— Start —

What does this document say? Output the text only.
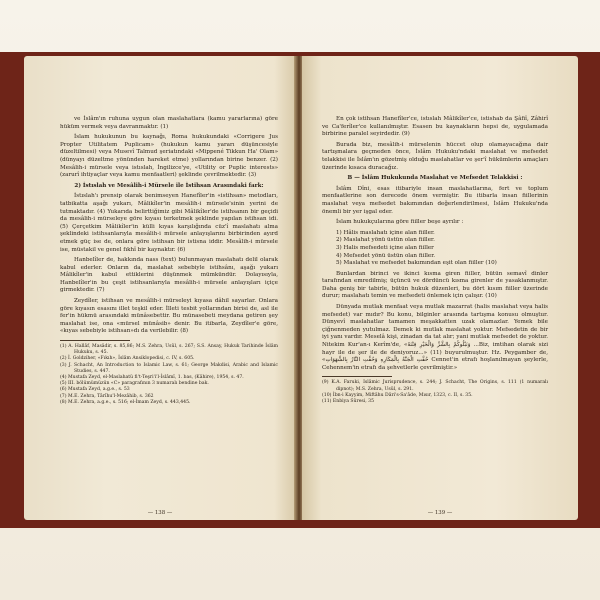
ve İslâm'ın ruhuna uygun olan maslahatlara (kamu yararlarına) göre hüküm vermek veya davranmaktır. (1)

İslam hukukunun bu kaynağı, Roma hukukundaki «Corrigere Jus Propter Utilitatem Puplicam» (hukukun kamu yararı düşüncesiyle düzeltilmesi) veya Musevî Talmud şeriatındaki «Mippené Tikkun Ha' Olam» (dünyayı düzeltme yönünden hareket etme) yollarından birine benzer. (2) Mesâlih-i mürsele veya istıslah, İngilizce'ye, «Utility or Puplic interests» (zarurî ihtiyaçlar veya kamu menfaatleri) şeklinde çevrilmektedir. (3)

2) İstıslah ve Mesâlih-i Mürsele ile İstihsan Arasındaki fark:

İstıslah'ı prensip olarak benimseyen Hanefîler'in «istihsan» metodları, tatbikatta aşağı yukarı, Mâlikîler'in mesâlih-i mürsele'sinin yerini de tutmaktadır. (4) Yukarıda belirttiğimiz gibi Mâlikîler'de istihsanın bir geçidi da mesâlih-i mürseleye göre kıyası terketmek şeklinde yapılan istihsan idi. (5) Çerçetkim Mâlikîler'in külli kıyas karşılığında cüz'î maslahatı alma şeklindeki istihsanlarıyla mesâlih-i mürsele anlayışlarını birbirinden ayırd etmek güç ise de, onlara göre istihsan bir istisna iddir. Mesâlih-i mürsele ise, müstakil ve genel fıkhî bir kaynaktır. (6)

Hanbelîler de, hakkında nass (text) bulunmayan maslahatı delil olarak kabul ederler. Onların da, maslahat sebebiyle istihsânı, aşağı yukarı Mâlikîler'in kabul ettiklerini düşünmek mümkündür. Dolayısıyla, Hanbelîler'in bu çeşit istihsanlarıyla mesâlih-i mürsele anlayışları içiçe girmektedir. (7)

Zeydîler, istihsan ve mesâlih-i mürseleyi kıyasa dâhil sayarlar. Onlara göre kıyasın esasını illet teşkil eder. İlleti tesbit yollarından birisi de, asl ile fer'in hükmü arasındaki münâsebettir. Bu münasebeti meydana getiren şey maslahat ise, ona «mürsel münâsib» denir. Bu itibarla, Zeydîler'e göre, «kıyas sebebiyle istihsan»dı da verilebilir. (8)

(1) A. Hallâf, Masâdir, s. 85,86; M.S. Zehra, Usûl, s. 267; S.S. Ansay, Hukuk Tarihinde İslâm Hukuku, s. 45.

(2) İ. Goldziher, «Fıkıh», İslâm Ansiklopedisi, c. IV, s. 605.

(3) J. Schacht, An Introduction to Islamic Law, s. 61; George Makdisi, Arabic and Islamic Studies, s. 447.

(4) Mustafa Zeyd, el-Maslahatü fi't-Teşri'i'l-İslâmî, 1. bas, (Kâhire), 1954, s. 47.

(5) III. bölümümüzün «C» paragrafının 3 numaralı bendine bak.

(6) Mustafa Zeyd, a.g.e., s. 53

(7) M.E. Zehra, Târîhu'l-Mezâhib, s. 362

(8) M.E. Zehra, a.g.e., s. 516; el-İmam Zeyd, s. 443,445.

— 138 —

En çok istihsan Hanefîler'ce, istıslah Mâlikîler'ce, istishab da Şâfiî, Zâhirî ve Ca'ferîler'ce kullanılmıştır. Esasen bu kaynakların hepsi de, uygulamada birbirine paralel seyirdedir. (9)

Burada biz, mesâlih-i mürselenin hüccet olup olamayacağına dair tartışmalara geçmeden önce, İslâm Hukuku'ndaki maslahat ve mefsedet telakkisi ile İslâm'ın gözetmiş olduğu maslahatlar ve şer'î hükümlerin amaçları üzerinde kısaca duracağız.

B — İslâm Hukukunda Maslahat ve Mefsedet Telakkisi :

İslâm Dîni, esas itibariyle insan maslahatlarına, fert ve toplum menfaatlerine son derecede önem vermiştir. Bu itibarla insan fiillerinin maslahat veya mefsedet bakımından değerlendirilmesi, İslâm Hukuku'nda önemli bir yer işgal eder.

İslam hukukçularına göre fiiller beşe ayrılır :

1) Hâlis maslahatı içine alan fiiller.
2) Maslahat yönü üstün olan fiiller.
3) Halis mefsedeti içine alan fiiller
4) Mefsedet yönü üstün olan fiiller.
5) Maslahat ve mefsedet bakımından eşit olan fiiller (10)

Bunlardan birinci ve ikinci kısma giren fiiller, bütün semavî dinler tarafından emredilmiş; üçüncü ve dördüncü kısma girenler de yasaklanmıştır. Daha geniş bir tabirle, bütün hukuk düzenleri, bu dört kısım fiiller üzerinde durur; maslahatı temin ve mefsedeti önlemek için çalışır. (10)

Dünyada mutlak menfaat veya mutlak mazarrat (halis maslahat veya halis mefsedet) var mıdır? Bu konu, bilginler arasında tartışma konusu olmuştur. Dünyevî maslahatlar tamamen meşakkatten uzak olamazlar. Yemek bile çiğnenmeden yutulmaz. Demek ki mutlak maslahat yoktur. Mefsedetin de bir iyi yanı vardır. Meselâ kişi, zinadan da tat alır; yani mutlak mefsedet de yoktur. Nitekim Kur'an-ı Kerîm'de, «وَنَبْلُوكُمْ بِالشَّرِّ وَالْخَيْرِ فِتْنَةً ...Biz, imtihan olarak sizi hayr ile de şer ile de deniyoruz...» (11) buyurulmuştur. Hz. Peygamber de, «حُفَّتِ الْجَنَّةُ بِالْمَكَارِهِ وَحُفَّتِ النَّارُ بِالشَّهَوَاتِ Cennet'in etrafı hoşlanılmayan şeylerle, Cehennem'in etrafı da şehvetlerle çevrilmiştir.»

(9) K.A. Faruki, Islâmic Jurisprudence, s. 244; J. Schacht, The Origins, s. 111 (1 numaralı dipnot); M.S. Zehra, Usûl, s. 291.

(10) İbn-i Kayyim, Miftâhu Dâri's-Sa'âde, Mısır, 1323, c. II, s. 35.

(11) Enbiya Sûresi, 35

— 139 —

— End —

* Set problem
Gather each line in the entries above where the string "alan" is found.

* Finished task
1) Hâlis maslahatı içine alan fiiller.
3) Halis mefsedeti içine alan fiiller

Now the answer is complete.